WHAT YOU SHOULD DO: Among the lines listed below, count those that include the string "this", and state only the count.

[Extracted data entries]
══════════════════════════════
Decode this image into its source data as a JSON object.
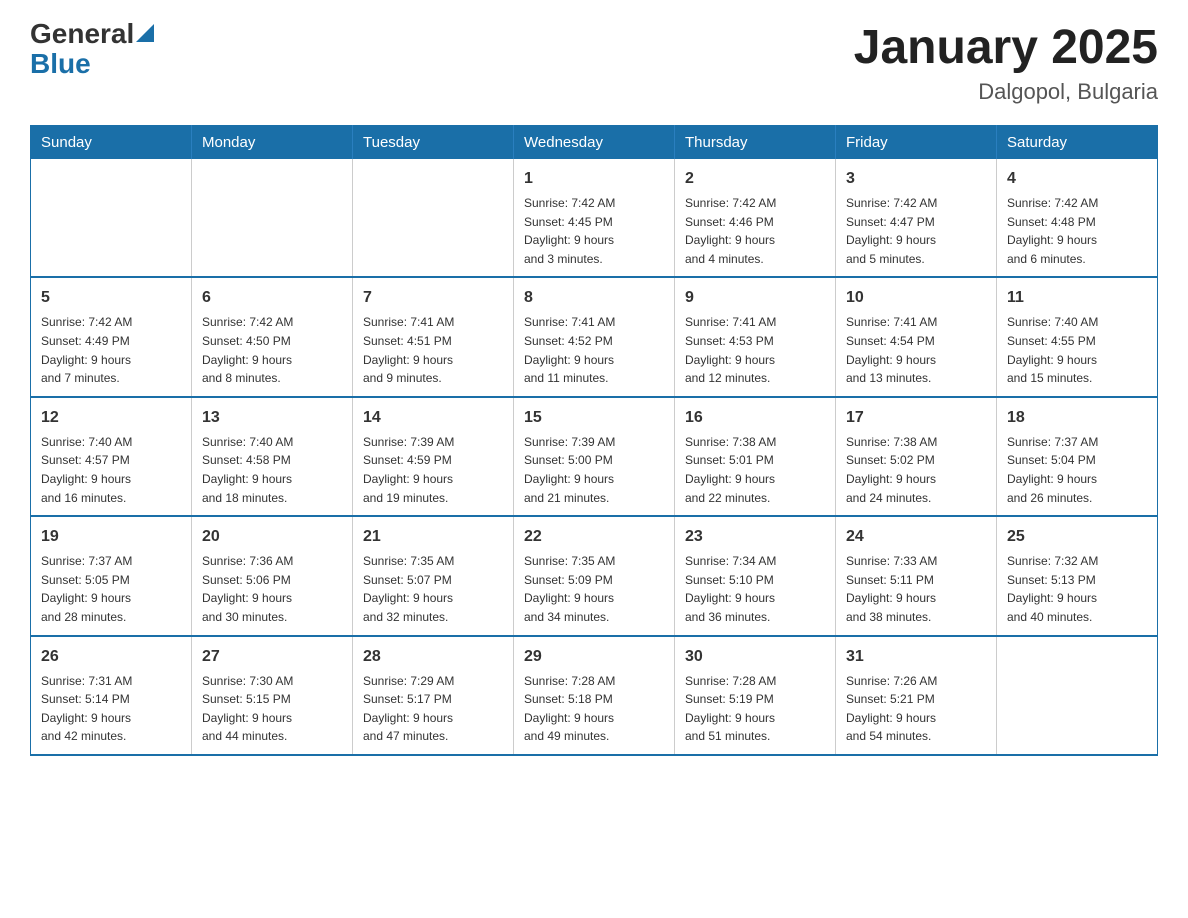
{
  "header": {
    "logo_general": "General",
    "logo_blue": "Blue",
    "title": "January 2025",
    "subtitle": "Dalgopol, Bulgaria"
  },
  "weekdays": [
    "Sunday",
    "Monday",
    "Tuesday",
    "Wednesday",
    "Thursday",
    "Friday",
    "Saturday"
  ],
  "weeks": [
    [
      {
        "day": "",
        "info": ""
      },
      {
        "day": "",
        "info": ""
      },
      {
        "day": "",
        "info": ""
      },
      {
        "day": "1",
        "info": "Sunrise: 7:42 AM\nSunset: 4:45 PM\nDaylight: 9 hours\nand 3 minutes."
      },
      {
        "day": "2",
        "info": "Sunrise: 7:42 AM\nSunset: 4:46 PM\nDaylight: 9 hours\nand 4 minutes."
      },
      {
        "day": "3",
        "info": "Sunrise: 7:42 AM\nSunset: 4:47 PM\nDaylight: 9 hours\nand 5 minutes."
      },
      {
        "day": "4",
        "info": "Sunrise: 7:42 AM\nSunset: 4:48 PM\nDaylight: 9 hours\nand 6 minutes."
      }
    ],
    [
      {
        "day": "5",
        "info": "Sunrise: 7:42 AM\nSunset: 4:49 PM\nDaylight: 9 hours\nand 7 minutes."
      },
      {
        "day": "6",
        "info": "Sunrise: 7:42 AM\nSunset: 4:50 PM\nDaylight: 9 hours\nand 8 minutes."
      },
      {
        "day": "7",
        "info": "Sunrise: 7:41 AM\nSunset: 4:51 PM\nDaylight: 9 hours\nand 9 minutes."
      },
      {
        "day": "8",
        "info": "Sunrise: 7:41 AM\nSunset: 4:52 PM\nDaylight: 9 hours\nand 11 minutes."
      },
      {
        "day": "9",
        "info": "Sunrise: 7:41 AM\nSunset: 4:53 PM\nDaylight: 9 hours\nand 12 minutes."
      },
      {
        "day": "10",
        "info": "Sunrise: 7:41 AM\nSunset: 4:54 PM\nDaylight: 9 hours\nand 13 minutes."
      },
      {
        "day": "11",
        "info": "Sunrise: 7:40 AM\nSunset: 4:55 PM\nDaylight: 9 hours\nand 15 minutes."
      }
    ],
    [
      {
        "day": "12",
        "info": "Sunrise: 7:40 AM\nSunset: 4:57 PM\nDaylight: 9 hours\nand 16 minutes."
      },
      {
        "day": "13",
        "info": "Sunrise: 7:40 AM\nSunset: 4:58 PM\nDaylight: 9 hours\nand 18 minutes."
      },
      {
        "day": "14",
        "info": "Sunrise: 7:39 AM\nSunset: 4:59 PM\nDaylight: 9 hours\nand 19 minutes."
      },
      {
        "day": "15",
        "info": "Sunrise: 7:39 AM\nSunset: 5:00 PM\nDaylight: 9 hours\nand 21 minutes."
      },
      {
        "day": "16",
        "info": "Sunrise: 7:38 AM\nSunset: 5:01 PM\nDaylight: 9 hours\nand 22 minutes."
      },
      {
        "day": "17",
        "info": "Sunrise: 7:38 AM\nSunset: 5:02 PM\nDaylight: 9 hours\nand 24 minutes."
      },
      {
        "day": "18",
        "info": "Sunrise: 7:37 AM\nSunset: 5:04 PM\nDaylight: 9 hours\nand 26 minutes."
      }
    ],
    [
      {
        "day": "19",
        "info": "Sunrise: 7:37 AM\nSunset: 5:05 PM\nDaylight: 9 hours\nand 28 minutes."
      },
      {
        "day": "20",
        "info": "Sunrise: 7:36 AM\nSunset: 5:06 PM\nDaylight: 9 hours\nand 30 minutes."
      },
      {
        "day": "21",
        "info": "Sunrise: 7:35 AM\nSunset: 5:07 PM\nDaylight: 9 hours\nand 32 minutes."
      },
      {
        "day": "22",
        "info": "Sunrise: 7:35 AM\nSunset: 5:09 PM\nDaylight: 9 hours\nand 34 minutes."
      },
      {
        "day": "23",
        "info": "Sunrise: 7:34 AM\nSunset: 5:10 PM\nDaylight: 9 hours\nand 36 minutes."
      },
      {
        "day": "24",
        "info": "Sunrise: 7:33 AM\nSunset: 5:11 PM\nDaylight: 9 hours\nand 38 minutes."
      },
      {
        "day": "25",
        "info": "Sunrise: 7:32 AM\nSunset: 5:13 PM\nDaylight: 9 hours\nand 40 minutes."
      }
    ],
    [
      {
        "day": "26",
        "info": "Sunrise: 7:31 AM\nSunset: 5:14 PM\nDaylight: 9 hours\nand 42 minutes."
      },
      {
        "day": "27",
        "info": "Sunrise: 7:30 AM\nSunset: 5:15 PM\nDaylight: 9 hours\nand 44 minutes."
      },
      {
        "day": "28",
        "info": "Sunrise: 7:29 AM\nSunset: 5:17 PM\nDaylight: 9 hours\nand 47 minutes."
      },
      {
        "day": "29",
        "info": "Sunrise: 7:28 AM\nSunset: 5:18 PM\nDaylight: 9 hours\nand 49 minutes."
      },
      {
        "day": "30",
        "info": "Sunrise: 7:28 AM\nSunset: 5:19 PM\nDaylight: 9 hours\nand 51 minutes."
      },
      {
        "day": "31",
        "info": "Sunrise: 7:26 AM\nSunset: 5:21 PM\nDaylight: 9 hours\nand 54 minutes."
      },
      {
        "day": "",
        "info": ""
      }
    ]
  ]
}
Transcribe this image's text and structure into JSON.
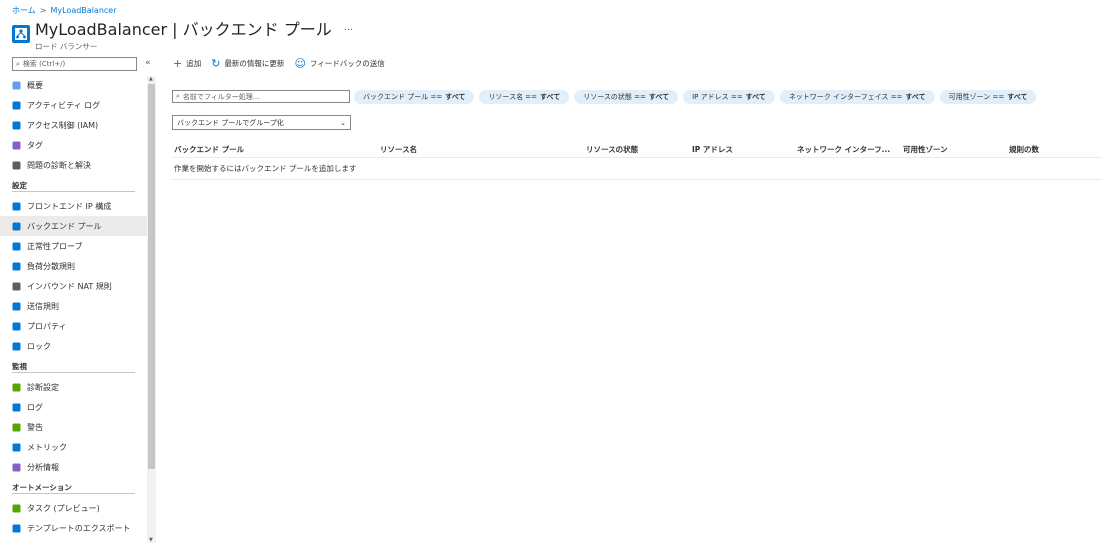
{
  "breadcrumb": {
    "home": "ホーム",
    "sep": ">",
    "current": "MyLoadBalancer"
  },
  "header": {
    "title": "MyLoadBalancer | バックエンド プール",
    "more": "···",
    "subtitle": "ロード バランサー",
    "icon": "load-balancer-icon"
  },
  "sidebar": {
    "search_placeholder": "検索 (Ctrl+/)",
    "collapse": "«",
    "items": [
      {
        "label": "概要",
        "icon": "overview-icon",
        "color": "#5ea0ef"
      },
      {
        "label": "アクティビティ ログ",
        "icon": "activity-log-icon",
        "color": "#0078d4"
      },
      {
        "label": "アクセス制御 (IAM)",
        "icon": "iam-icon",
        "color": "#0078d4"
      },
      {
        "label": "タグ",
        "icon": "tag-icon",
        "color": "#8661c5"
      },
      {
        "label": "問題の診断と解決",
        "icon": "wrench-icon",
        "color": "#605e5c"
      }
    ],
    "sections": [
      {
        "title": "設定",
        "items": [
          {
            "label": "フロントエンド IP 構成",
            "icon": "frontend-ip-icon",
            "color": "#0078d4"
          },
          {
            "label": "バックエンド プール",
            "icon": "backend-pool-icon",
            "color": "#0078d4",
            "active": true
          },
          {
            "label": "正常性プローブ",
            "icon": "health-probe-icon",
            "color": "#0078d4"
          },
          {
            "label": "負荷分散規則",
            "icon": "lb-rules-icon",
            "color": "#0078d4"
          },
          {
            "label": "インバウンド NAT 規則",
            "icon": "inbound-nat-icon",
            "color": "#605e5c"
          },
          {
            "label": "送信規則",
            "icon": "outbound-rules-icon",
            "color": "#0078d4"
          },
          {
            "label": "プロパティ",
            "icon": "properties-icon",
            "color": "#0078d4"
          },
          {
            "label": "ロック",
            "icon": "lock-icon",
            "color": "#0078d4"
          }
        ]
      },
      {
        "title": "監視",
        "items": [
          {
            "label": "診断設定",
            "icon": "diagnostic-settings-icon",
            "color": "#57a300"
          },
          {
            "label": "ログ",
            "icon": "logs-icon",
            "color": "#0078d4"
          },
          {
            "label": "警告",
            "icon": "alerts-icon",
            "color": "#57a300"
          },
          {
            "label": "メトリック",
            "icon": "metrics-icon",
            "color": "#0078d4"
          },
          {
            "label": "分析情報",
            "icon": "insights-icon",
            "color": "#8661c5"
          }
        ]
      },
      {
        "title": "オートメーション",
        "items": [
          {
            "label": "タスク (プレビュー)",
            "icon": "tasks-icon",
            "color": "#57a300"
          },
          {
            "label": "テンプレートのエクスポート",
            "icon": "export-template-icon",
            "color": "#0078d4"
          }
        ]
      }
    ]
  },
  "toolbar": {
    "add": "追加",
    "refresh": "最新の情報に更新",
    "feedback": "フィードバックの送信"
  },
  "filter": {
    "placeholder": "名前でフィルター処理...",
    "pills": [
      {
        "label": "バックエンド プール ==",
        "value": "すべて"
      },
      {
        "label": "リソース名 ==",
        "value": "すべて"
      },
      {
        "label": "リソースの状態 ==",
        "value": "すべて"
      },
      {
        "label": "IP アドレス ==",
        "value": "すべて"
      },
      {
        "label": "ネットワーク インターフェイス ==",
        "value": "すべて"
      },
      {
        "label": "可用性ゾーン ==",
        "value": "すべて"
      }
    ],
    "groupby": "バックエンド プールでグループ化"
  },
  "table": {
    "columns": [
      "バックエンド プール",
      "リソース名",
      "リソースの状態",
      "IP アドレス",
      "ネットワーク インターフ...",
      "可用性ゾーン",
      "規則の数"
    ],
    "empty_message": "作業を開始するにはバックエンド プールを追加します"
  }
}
══════════════════════════════
CORRECT RESPONSE: 2